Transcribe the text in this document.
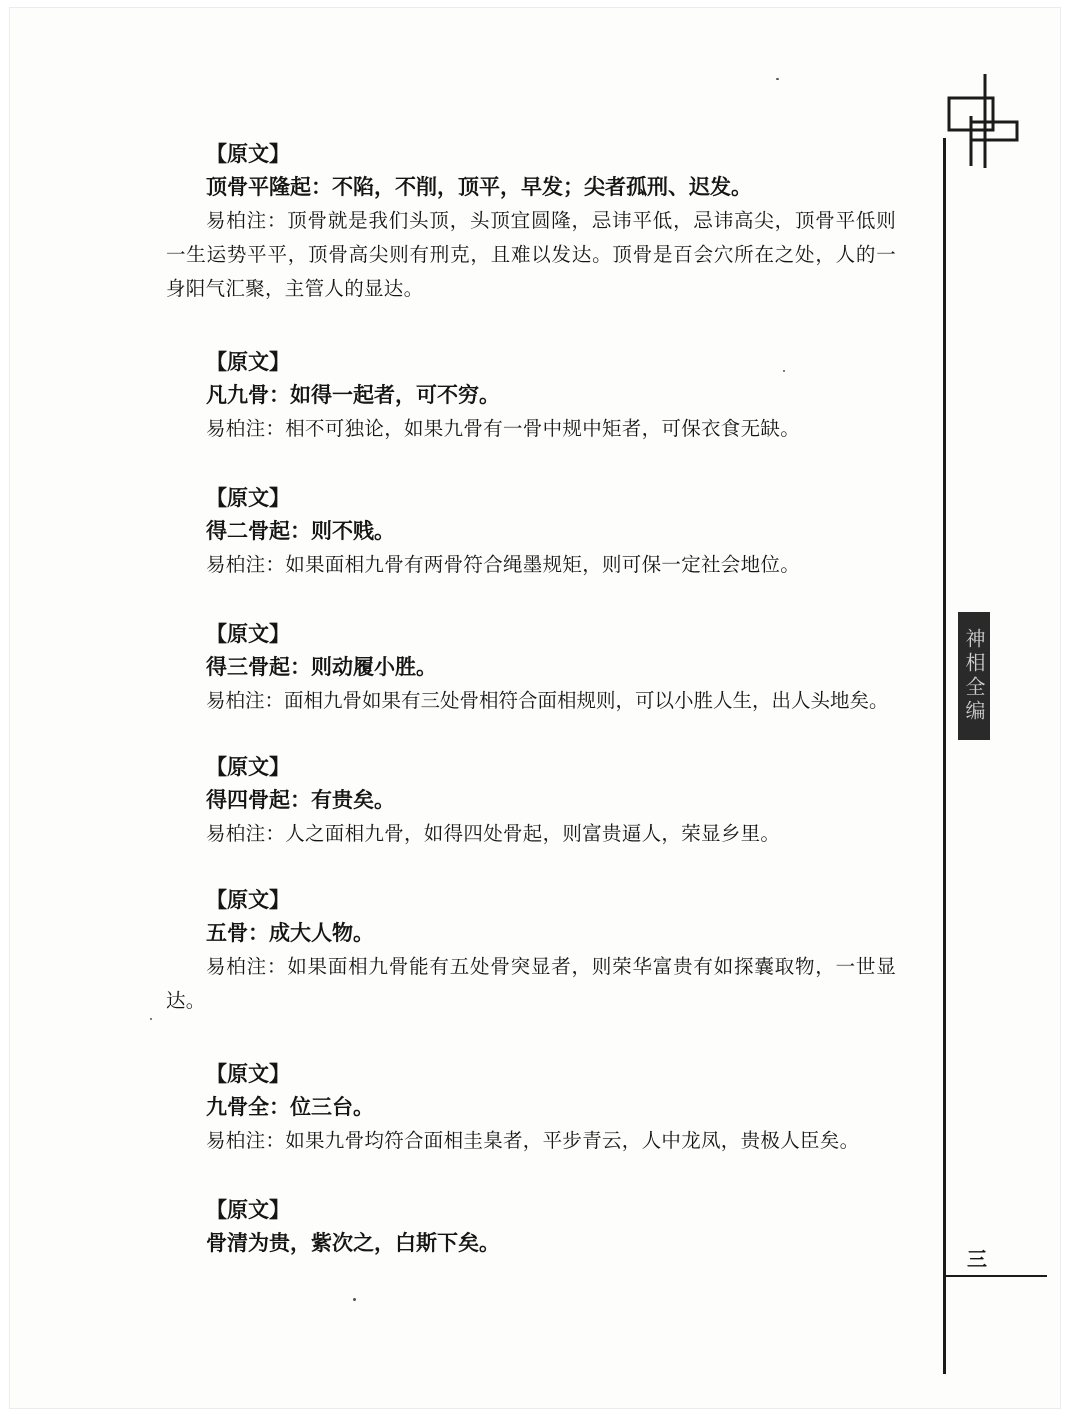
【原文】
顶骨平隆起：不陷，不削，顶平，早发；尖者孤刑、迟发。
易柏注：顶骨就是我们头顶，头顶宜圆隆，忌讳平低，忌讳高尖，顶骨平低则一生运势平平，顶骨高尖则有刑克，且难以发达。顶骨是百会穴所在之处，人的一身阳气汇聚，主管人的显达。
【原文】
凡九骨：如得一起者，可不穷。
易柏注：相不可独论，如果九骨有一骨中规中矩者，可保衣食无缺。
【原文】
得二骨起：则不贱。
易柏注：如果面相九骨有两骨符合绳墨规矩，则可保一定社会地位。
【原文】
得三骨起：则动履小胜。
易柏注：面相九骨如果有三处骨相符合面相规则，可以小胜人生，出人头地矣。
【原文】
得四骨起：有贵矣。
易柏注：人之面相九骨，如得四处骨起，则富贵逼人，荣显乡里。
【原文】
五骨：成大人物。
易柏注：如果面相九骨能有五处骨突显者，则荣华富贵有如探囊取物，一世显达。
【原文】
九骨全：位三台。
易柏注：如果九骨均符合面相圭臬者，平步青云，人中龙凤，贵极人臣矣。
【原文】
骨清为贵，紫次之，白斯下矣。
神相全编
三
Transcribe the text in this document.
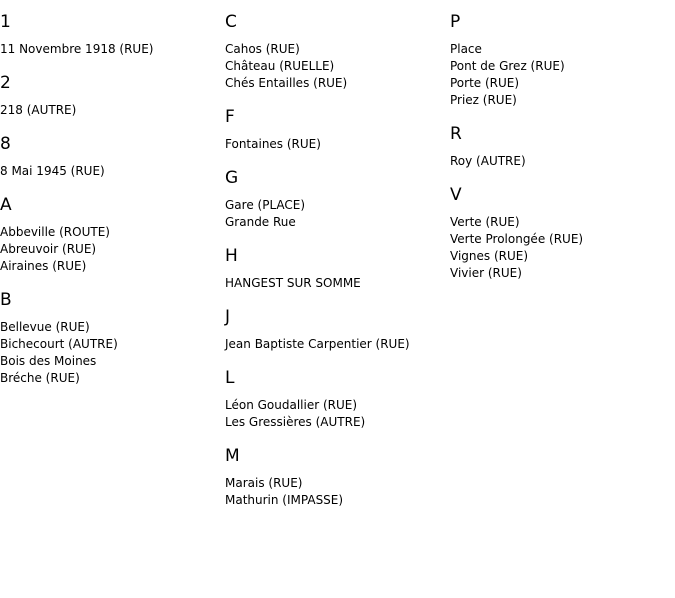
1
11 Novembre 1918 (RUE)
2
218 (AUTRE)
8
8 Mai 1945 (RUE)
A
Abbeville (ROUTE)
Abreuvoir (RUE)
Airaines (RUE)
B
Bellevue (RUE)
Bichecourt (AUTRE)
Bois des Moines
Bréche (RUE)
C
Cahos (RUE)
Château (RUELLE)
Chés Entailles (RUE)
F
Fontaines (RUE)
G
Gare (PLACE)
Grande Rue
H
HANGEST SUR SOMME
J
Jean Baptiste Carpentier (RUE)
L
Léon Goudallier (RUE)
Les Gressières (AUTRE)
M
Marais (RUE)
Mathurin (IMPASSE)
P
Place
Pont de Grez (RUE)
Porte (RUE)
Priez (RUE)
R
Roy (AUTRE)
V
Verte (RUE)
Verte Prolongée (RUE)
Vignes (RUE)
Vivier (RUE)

* **Task requirements**: Reproduce all the entries that precede this task, word for word, minus any pictures.

* **Complete response**:
Transcribe the text in this document.
【原文】
顶骨平隆起：不陷，不削，顶平，早发；尖者孤刑、迟发。
易柏注：顶骨就是我们头顶，头顶宜圆隆，忌讳平低，忌讳高尖，顶骨平低则一生运势平平，顶骨高尖则有刑克，且难以发达。顶骨是百会穴所在之处，人的一身阳气汇聚，主管人的显达。
【原文】
凡九骨：如得一起者，可不穷。
易柏注：相不可独论，如果九骨有一骨中规中矩者，可保衣食无缺。
【原文】
得二骨起：则不贱。
易柏注：如果面相九骨有两骨符合绳墨规矩，则可保一定社会地位。
【原文】
得三骨起：则动履小胜。
易柏注：面相九骨如果有三处骨相符合面相规则，可以小胜人生，出人头地矣。
【原文】
得四骨起：有贵矣。
易柏注：人之面相九骨，如得四处骨起，则富贵逼人，荣显乡里。
【原文】
五骨：成大人物。
易柏注：如果面相九骨能有五处骨突显者，则荣华富贵有如探囊取物，一世显达。
【原文】
九骨全：位三台。
易柏注：如果九骨均符合面相圭臬者，平步青云，人中龙凤，贵极人臣矣。
【原文】
骨清为贵，紫次之，白斯下矣。
神相全编
三
Transcribe the text in this document.
1
11 Novembre 1918 (RUE)
2
218 (AUTRE)
8
8 Mai 1945 (RUE)
A
Abbeville (ROUTE)
Abreuvoir (RUE)
Airaines (RUE)
B
Bellevue (RUE)
Bichecourt (AUTRE)
Bois des Moines
Bréche (RUE)
C
Cahos (RUE)
Château (RUELLE)
Chés Entailles (RUE)
F
Fontaines (RUE)
G
Gare (PLACE)
Grande Rue
H
HANGEST SUR SOMME
J
Jean Baptiste Carpentier (RUE)
L
Léon Goudallier (RUE)
Les Gressières (AUTRE)
M
Marais (RUE)
Mathurin (IMPASSE)
P
Place
Pont de Grez (RUE)
Porte (RUE)
Priez (RUE)
R
Roy (AUTRE)
V
Verte (RUE)
Verte Prolongée (RUE)
Vignes (RUE)
Vivier (RUE)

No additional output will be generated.